Zelensky: Dobbiamo liberare tutti i nostri cittadini dalla prigionia russa
Kiev, 28 luglio (Hibya) - Il presidente ucraino Volodymyr Zelensky ha dichiarato che, nell'anniversario del massacro di Olenivka compiuto dalla Russia, il Paese rende omaggio ai cittadini morti durante la prigionia.
Il presidente ucraino Volodymyr Zelensky ha richiamato l'attenzione sugli eventi di Olenivka, ricordando la portata dell'attacco condotto dall'esercito russo nella notte tra il 28 e il 29 luglio.
Definendo il massacro un crimine di guerra che mostra il vero volto della Russia, Zelensky ha dichiarato: «Ogni anno, in questo periodo, onoriamo la memoria dei nostri connazionali uccisi nella prigionia russa. Nella notte tra il 28 e il 29 luglio, i russi hanno massacrato i nostri cittadini a Olenivka con brutalità, spietatezza e totale cinismo. Più di 50 prigionieri di guerra ucraini sono stati uccisi e oltre 100 feriti.»
Definendo l'attacco un atto disumano, Zelensky ha affermato: «Questo è uno dei crimini di guerra che mostrano ciò che la Russia è realmente. È un male assoluto che disprezza completamente la vita umana e non riesce a smettere di uccidere.»
Rivolgendosi al popolo ucraino e alla comunità internazionale, Zelensky ha concluso: «Dobbiamo sempre ricordare con chi abbiamo a che fare. Dobbiamo liberare tutti i nostri cittadini – militari e civili – dalla prigionia russa.»

#### [DOMANDE DA SVOLGERE]
1) Secondo il testo su Olenivka, quanti prigionieri di guerra ucraini sono stati uccisi?
2) Riporta senza modifiche la parte del testo su Olenivka che si apre con le parole contenenti "Il presidente ucraino Volodymyr Zelensky ha richiamato" e si chiude con "il 29 luglio.".

#### [DATI DA ANALIZZARE]
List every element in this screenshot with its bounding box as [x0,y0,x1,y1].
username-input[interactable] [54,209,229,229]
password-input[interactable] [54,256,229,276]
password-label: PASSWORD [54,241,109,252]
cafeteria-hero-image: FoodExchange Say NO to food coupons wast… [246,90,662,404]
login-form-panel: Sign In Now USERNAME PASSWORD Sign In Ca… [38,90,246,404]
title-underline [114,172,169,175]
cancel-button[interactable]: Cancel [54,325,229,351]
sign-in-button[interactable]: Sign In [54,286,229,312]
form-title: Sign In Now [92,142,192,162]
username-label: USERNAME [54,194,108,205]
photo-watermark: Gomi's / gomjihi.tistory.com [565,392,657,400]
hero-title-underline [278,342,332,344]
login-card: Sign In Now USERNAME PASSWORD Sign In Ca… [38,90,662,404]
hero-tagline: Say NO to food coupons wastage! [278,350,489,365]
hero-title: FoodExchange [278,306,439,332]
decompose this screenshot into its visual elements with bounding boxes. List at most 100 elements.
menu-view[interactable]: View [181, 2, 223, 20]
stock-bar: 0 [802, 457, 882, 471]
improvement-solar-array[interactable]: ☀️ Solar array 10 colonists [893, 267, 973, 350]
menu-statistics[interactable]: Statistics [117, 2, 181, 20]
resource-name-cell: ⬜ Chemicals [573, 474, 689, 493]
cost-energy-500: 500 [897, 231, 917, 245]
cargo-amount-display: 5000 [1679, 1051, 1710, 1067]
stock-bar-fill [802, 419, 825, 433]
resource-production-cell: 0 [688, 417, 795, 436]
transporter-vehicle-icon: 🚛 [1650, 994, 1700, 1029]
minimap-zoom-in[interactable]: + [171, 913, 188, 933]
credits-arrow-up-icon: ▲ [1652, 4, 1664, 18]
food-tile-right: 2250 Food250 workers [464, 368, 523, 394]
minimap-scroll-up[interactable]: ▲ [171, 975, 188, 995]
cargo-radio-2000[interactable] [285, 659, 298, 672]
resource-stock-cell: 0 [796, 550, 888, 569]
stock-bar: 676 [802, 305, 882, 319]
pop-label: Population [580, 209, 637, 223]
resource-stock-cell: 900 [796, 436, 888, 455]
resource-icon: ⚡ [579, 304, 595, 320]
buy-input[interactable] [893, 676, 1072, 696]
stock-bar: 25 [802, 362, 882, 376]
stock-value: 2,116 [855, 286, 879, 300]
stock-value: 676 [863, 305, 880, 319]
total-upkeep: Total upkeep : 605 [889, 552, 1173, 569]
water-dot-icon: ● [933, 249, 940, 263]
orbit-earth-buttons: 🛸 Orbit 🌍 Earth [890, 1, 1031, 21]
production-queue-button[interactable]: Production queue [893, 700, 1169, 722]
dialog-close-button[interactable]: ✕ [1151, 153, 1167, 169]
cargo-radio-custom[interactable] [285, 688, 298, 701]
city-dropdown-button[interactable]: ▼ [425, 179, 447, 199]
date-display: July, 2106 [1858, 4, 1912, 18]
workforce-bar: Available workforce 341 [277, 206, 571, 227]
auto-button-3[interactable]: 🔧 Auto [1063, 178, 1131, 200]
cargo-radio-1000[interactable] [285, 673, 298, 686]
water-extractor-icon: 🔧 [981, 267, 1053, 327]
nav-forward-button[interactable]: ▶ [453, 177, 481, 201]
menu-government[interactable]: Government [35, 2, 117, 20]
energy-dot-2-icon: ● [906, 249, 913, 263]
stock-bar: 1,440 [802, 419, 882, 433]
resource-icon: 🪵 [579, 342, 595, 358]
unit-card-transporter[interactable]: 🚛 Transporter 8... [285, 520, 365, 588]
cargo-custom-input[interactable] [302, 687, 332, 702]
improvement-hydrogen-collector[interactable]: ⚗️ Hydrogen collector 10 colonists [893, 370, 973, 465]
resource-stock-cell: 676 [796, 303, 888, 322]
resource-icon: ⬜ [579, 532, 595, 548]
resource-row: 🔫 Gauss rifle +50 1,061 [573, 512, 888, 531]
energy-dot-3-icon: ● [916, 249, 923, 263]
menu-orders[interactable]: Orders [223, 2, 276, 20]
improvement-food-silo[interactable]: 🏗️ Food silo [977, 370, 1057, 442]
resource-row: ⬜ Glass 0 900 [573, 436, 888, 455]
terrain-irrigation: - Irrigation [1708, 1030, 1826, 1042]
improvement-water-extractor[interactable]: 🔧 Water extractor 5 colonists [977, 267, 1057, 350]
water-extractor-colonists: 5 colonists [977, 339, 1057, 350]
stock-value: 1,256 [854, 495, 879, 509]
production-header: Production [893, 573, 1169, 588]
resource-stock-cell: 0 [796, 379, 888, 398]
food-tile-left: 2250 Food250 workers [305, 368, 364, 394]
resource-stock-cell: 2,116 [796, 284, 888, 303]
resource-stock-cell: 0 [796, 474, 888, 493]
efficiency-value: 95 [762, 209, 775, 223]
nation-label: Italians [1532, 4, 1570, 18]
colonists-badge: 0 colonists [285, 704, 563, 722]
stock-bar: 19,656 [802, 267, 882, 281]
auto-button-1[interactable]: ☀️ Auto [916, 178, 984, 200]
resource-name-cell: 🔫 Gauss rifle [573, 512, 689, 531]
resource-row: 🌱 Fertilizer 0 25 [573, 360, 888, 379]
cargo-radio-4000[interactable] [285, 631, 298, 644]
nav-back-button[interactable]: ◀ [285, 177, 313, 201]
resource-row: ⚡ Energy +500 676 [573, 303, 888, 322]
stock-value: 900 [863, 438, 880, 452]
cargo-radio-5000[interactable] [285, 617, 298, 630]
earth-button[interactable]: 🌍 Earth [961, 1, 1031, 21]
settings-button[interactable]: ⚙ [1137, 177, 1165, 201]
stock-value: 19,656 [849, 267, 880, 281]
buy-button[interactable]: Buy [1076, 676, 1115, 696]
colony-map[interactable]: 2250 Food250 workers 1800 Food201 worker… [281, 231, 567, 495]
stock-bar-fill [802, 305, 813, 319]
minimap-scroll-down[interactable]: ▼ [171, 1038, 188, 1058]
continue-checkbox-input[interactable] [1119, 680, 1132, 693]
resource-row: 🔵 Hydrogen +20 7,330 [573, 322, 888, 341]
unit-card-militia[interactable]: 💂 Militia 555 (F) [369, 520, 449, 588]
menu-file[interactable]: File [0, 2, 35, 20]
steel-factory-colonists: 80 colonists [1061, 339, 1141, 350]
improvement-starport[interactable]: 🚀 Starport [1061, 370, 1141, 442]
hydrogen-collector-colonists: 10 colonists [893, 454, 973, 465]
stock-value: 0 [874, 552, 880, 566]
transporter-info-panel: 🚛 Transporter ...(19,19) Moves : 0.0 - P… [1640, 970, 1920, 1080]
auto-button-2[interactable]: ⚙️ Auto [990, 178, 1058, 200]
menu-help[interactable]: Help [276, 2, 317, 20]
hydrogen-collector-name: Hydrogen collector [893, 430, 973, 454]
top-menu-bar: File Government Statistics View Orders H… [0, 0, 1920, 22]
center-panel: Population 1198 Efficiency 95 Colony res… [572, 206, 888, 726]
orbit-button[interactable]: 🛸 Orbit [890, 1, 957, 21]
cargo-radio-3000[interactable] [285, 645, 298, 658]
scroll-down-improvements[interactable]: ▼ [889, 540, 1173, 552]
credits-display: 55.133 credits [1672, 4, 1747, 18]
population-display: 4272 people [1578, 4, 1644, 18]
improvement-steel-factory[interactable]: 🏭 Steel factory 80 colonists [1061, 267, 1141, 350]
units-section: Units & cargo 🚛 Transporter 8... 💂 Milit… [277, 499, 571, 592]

#### [RISPOSTE FORNITE]
1) Più di 50 prigionieri di guerra ucraini.

2)
Il presidente ucraino Volodymyr Zelensky ha richiamato l'attenzione sugli eventi di Olenivka, ricordando la portata dell'attacco condotto dall'esercito russo nella notte tra il 28 e il 29 luglio.